Brief -
Show all lines from the listing below that contain "treatments".

== Extracted information ==

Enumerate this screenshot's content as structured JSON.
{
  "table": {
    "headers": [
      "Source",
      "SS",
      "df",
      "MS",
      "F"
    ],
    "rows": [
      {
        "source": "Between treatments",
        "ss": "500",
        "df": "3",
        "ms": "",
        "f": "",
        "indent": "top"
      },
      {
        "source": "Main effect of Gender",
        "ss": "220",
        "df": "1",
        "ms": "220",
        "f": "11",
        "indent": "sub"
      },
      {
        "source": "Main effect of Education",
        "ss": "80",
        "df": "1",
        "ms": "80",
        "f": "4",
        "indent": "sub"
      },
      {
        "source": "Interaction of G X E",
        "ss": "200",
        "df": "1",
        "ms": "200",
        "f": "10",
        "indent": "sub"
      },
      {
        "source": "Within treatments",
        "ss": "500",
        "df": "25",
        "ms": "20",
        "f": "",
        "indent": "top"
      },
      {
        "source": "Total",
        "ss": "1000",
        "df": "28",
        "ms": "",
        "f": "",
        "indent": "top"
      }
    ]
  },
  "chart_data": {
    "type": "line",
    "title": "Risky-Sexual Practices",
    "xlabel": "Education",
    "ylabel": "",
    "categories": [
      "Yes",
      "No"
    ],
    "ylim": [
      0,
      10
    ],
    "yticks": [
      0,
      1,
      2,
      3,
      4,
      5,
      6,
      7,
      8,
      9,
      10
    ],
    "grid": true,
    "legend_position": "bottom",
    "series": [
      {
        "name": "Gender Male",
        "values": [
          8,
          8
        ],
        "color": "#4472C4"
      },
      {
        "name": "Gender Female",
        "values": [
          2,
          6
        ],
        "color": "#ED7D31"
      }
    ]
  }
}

===
== Extracted information ==

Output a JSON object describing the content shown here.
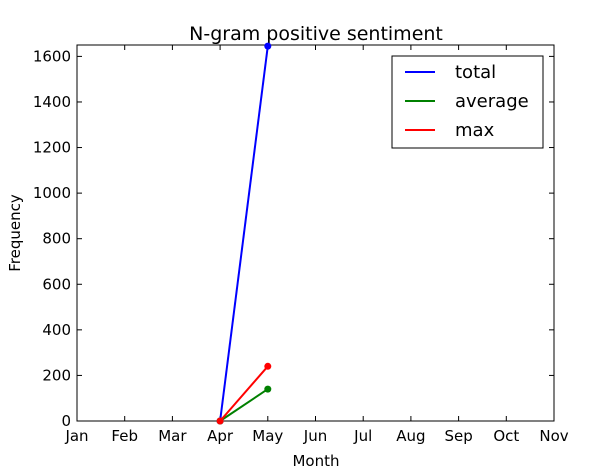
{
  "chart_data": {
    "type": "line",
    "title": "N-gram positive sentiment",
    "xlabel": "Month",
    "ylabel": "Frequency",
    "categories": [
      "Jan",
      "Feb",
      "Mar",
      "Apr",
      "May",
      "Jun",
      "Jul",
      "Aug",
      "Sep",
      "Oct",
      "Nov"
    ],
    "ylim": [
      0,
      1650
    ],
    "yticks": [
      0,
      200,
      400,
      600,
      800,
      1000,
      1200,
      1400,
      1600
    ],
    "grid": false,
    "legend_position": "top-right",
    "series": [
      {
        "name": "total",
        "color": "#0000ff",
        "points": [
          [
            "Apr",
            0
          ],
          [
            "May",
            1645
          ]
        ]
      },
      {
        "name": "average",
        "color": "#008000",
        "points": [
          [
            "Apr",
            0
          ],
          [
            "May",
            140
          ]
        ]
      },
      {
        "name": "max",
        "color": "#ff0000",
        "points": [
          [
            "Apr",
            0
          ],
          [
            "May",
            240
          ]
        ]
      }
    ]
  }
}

===

Full response -
        "source": "Between treatments",
        "source": "Within treatments",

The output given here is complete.